Return every line below as is, leaving out the pictures.

(DATA PROVIDED)
------------

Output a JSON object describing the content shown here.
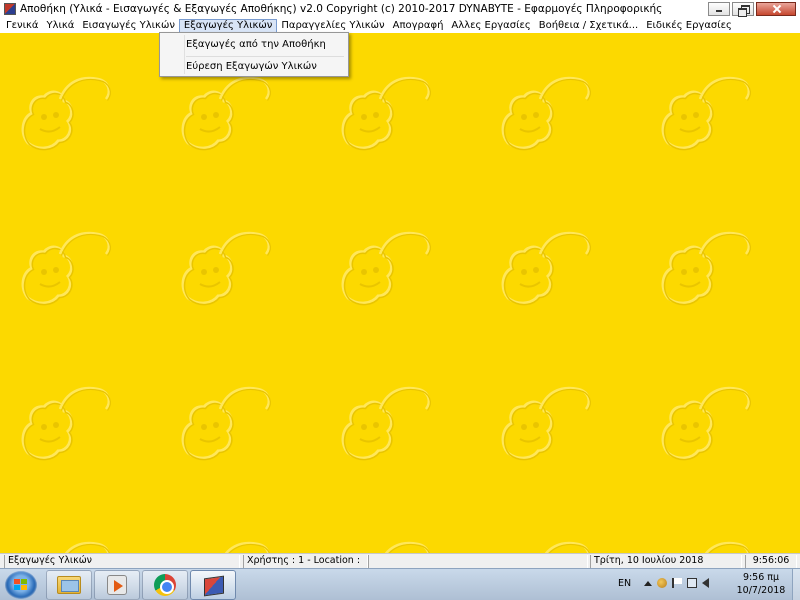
{
  "window": {
    "title": "Αποθήκη (Υλικά - Εισαγωγές & Εξαγωγές Αποθήκης)  v2.0   Copyright (c) 2010-2017  DYNABYTE - Εφαρμογές Πληροφορικής"
  },
  "menu": {
    "items": [
      {
        "label": "Γενικά"
      },
      {
        "label": "Υλικά"
      },
      {
        "label": "Εισαγωγές Υλικών"
      },
      {
        "label": "Εξαγωγές Υλικών"
      },
      {
        "label": "Παραγγελίες Υλικών"
      },
      {
        "label": "Απογραφή"
      },
      {
        "label": "Αλλες Εργασίες"
      },
      {
        "label": "Βοήθεια / Σχετικά..."
      },
      {
        "label": "Ειδικές Εργασίες"
      }
    ],
    "active_index": 3
  },
  "dropdown": {
    "items": [
      {
        "label": "Εξαγωγές από την Αποθήκη"
      },
      {
        "label": "Εύρεση Εξαγωγών Υλικών"
      }
    ]
  },
  "workspace": {
    "background_color": "#fcd900",
    "pattern_icon": "lion-emboss-icon"
  },
  "statusbar": {
    "section": "Εξαγωγές Υλικών",
    "user": "Χρήστης : 1  -  Location :",
    "date": "Τρίτη, 10 Ιουλίου 2018",
    "time": "9:56:06"
  },
  "taskbar": {
    "apps": [
      {
        "icon": "windows-explorer-icon"
      },
      {
        "icon": "media-player-icon"
      },
      {
        "icon": "chrome-icon"
      },
      {
        "icon": "warehouse-app-icon"
      }
    ],
    "language": "EN",
    "clock_time": "9:56 πμ",
    "clock_date": "10/7/2018"
  }
}
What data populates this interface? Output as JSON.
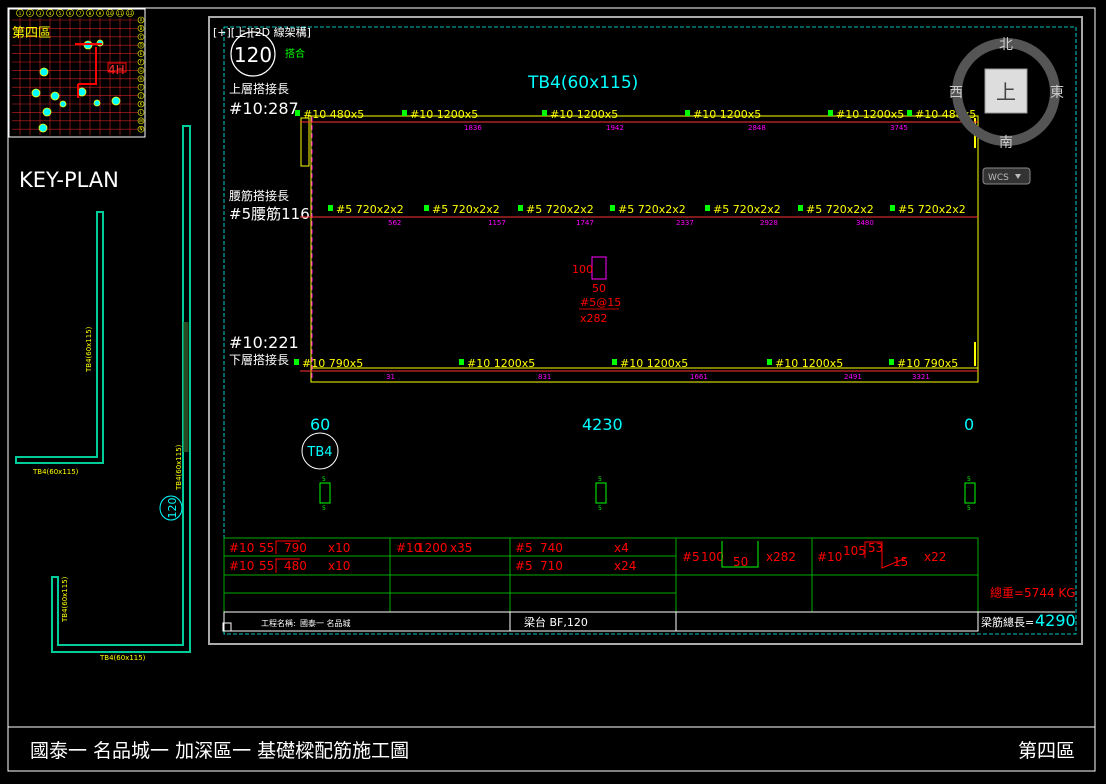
{
  "viewport_label": "[+][上][2D 線架構]",
  "beam": {
    "section_number": "120",
    "joint_label": "搭合",
    "title": "TB4(60x115)",
    "top_splice_label": "上層搭接長",
    "top_splice_value": "#10:287",
    "waist_splice_label": "腰筋搭接長",
    "waist_splice_value": "#5腰筋116",
    "bottom_splice_value": "#10:221",
    "bottom_splice_label": "下層搭接長",
    "top_bars": [
      "#10  480x5",
      "#10  1200x5",
      "#10  1200x5",
      "#10  1200x5",
      "#10  1200x5",
      "#10  480x5"
    ],
    "top_marks": [
      "1836",
      "1942",
      "2848",
      "3745"
    ],
    "waist_bars": [
      "#5  720x2x2",
      "#5  720x2x2",
      "#5  720x2x2",
      "#5  720x2x2",
      "#5  720x2x2",
      "#5  720x2x2",
      "#5  720x2x2"
    ],
    "waist_marks": [
      "562",
      "1157",
      "1747",
      "2337",
      "2928",
      "3480"
    ],
    "bottom_bars": [
      "#10  790x5",
      "#10  1200x5",
      "#10  1200x5",
      "#10  1200x5",
      "#10  790x5"
    ],
    "bottom_marks": [
      "31",
      "831",
      "1661",
      "2491",
      "3321"
    ],
    "stirrup": {
      "dim_a": "100",
      "dim_b": "50",
      "spec": "#5@15",
      "count": "x282"
    },
    "left_width": "60",
    "span_length": "4230",
    "right_width": "0",
    "bubble_label": "TB4",
    "pier_marks": [
      "5",
      "5",
      "5",
      "5",
      "5",
      "5"
    ]
  },
  "schedule": {
    "row1": [
      {
        "bar": "#10",
        "a": "55",
        "b": "790",
        "n": "x10"
      },
      {
        "bar": "#10",
        "a": "",
        "b": "1200",
        "n": "x35"
      },
      {
        "bar": "#5",
        "a": "",
        "b": "740",
        "n": "x4"
      },
      {
        "bar": "#5",
        "a": "100",
        "b": "50",
        "n": "x282"
      },
      {
        "bar": "#10",
        "a": "105",
        "b": "53",
        "c": "15",
        "n": "x22"
      }
    ],
    "row2": [
      {
        "bar": "#10",
        "a": "55",
        "b": "480",
        "n": "x10"
      },
      {
        "bar": "#5",
        "a": "",
        "b": "710",
        "n": "x24"
      }
    ],
    "weight": "總重=5744  KG",
    "project_label": "工程名稱:",
    "project_name": "國泰一 名品城",
    "location": "梁台  BF,120",
    "total_length_label": "梁筋總長=",
    "total_length": "4290"
  },
  "keyplan": {
    "title": "KEY-PLAN",
    "zone": "第四區",
    "marker": "4H",
    "beam_labels": [
      "TB4(60x115)",
      "TB4(60x115)",
      "TB4(60x115)",
      "TB4(60x115)",
      "TB4(60x115)"
    ],
    "section_bubble": "120",
    "grid_letters": [
      "A",
      "B",
      "C",
      "D",
      "E",
      "F",
      "G",
      "H",
      "I",
      "J",
      "K",
      "L",
      "M",
      "N"
    ],
    "grid_numbers": [
      "1",
      "2",
      "3",
      "4",
      "5",
      "6",
      "7",
      "8",
      "9",
      "10",
      "11",
      "12"
    ]
  },
  "viewcube": {
    "north": "北",
    "south": "南",
    "east": "東",
    "west": "西",
    "top": "上",
    "wcs": "WCS"
  },
  "footer": {
    "title": "國泰一 名品城一 加深區一 基礎樑配筋施工圖",
    "zone": "第四區"
  },
  "colors": {
    "background": "#000000",
    "frame": "#ffffff",
    "rebar": "#ffff00",
    "dim": "#ff0000",
    "cyan": "#00ffff",
    "grid": "#00cc00",
    "magenta": "#ff00ff"
  }
}
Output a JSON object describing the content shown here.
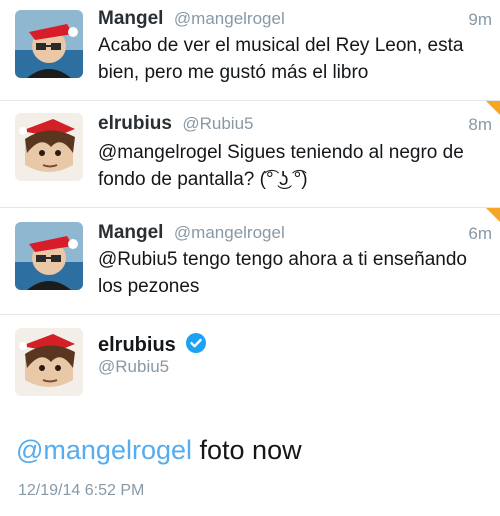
{
  "tweets": [
    {
      "name": "Mangel",
      "handle": "@mangelrogel",
      "time": "9m",
      "text": "Acabo de ver el musical del Rey Leon, esta bien, pero me gustó más el libro"
    },
    {
      "name": "elrubius",
      "handle": "@Rubiu5",
      "time": "8m",
      "text": "@mangelrogel Sigues teniendo al negro de fondo de pantalla? (͡° ͜ʖ ͡°)"
    },
    {
      "name": "Mangel",
      "handle": "@mangelrogel",
      "time": "6m",
      "text": "@Rubiu5 tengo tengo ahora a ti enseñando los pezones"
    }
  ],
  "main_tweet": {
    "name": "elrubius",
    "handle": "@Rubiu5",
    "mention": "@mangelrogel",
    "text": " foto now",
    "date": "12/19/14 6:52 PM"
  },
  "colors": {
    "link": "#55acee",
    "corner_badge": "#f5a623",
    "verified": "#1da1f2"
  }
}
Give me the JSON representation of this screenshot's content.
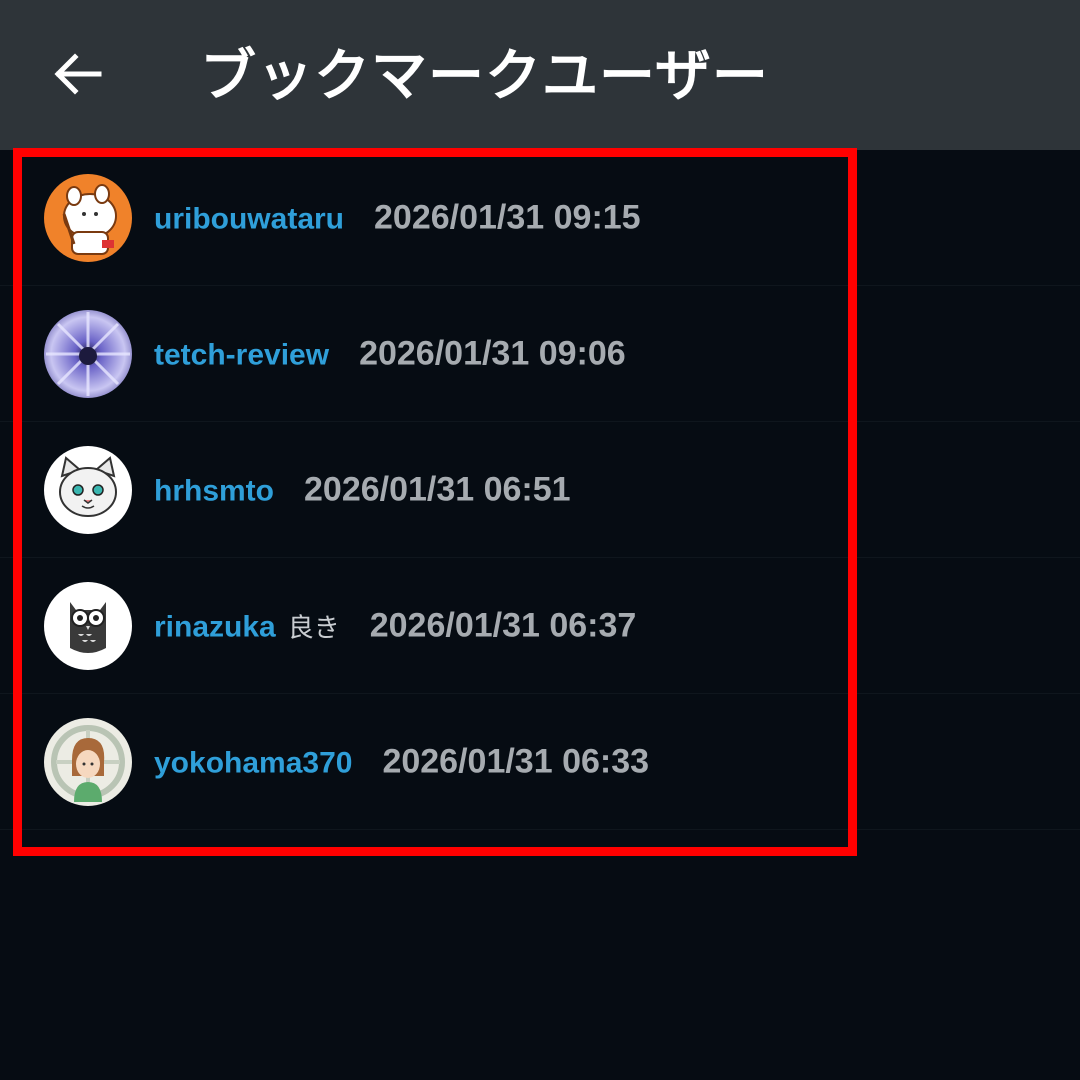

------------

(SOLUTION BELOW)
Output a JSON object describing the content shown here.
{
  "window": {
    "title": "Αποθήκη (Υλικά - Εισαγωγές & Εξαγωγές Αποθήκης)  v2.0   Copyright (c) 2010-2017  DYNABYTE - Εφαρμογές Πληροφορικής"
  },
  "menu": {
    "items": [
      {
        "label": "Γενικά"
      },
      {
        "label": "Υλικά"
      },
      {
        "label": "Εισαγωγές Υλικών"
      },
      {
        "label": "Εξαγωγές Υλικών"
      },
      {
        "label": "Παραγγελίες Υλικών"
      },
      {
        "label": "Απογραφή"
      },
      {
        "label": "Αλλες Εργασίες"
      },
      {
        "label": "Βοήθεια / Σχετικά..."
      },
      {
        "label": "Ειδικές Εργασίες"
      }
    ],
    "active_index": 3
  },
  "dropdown": {
    "items": [
      {
        "label": "Εξαγωγές από την Αποθήκη"
      },
      {
        "label": "Εύρεση Εξαγωγών Υλικών"
      }
    ]
  },
  "workspace": {
    "background_color": "#fcd900",
    "pattern_icon": "lion-emboss-icon"
  },
  "statusbar": {
    "section": "Εξαγωγές Υλικών",
    "user": "Χρήστης : 1  -  Location :",
    "date": "Τρίτη, 10 Ιουλίου 2018",
    "time": "9:56:06"
  },
  "taskbar": {
    "apps": [
      {
        "icon": "windows-explorer-icon"
      },
      {
        "icon": "media-player-icon"
      },
      {
        "icon": "chrome-icon"
      },
      {
        "icon": "warehouse-app-icon"
      }
    ],
    "language": "EN",
    "clock_time": "9:56 πμ",
    "clock_date": "10/7/2018"
  }
}
What data populates this interface? Output as JSON.
{
  "viewport_label": "[+][上][2D 線架構]",
  "beam": {
    "section_number": "120",
    "joint_label": "搭合",
    "title": "TB4(60x115)",
    "top_splice_label": "上層搭接長",
    "top_splice_value": "#10:287",
    "waist_splice_label": "腰筋搭接長",
    "waist_splice_value": "#5腰筋116",
    "bottom_splice_value": "#10:221",
    "bottom_splice_label": "下層搭接長",
    "top_bars": [
      "#10  480x5",
      "#10  1200x5",
      "#10  1200x5",
      "#10  1200x5",
      "#10  1200x5",
      "#10  480x5"
    ],
    "top_marks": [
      "1836",
      "1942",
      "2848",
      "3745"
    ],
    "waist_bars": [
      "#5  720x2x2",
      "#5  720x2x2",
      "#5  720x2x2",
      "#5  720x2x2",
      "#5  720x2x2",
      "#5  720x2x2",
      "#5  720x2x2"
    ],
    "waist_marks": [
      "562",
      "1157",
      "1747",
      "2337",
      "2928",
      "3480"
    ],
    "bottom_bars": [
      "#10  790x5",
      "#10  1200x5",
      "#10  1200x5",
      "#10  1200x5",
      "#10  790x5"
    ],
    "bottom_marks": [
      "31",
      "831",
      "1661",
      "2491",
      "3321"
    ],
    "stirrup": {
      "dim_a": "100",
      "dim_b": "50",
      "spec": "#5@15",
      "count": "x282"
    },
    "left_width": "60",
    "span_length": "4230",
    "right_width": "0",
    "bubble_label": "TB4",
    "pier_marks": [
      "5",
      "5",
      "5",
      "5",
      "5",
      "5"
    ]
  },
  "schedule": {
    "row1": [
      {
        "bar": "#10",
        "a": "55",
        "b": "790",
        "n": "x10"
      },
      {
        "bar": "#10",
        "a": "",
        "b": "1200",
        "n": "x35"
      },
      {
        "bar": "#5",
        "a": "",
        "b": "740",
        "n": "x4"
      },
      {
        "bar": "#5",
        "a": "100",
        "b": "50",
        "n": "x282"
      },
      {
        "bar": "#10",
        "a": "105",
        "b": "53",
        "c": "15",
        "n": "x22"
      }
    ],
    "row2": [
      {
        "bar": "#10",
        "a": "55",
        "b": "480",
        "n": "x10"
      },
      {
        "bar": "#5",
        "a": "",
        "b": "710",
        "n": "x24"
      }
    ],
    "weight": "總重=5744  KG",
    "project_label": "工程名稱:",
    "project_name": "國泰一 名品城",
    "location": "梁台  BF,120",
    "total_length_label": "梁筋總長=",
    "total_length": "4290"
  },
  "keyplan": {
    "title": "KEY-PLAN",
    "zone": "第四區",
    "marker": "4H",
    "beam_labels": [
      "TB4(60x115)",
      "TB4(60x115)",
      "TB4(60x115)",
      "TB4(60x115)",
      "TB4(60x115)"
    ],
    "section_bubble": "120",
    "grid_letters": [
      "A",
      "B",
      "C",
      "D",
      "E",
      "F",
      "G",
      "H",
      "I",
      "J",
      "K",
      "L",
      "M",
      "N"
    ],
    "grid_numbers": [
      "1",
      "2",
      "3",
      "4",
      "5",
      "6",
      "7",
      "8",
      "9",
      "10",
      "11",
      "12"
    ]
  },
  "viewcube": {
    "north": "北",
    "south": "南",
    "east": "東",
    "west": "西",
    "top": "上",
    "wcs": "WCS"
  },
  "footer": {
    "title": "國泰一 名品城一 加深區一 基礎樑配筋施工圖",
    "zone": "第四區"
  },
  "colors": {
    "background": "#000000",
    "frame": "#ffffff",
    "rebar": "#ffff00",
    "dim": "#ff0000",
    "cyan": "#00ffff",
    "grid": "#00cc00",
    "magenta": "#ff00ff"
  }
}
Output a JSON object describing the content shown here.
{
  "tweets": [
    {
      "name": "Mangel",
      "handle": "@mangelrogel",
      "time": "9m",
      "text": "Acabo de ver el musical del Rey Leon, esta bien, pero me gustó más el libro"
    },
    {
      "name": "elrubius",
      "handle": "@Rubiu5",
      "time": "8m",
      "text": "@mangelrogel Sigues teniendo al negro de fondo de pantalla? (͡° ͜ʖ ͡°)"
    },
    {
      "name": "Mangel",
      "handle": "@mangelrogel",
      "time": "6m",
      "text": "@Rubiu5 tengo tengo ahora a ti enseñando los pezones"
    }
  ],
  "main_tweet": {
    "name": "elrubius",
    "handle": "@Rubiu5",
    "mention": "@mangelrogel",
    "text": " foto now",
    "date": "12/19/14 6:52 PM"
  },
  "colors": {
    "link": "#55acee",
    "corner_badge": "#f5a623",
    "verified": "#1da1f2"
  }
}
Give me the JSON representation of this screenshot's content.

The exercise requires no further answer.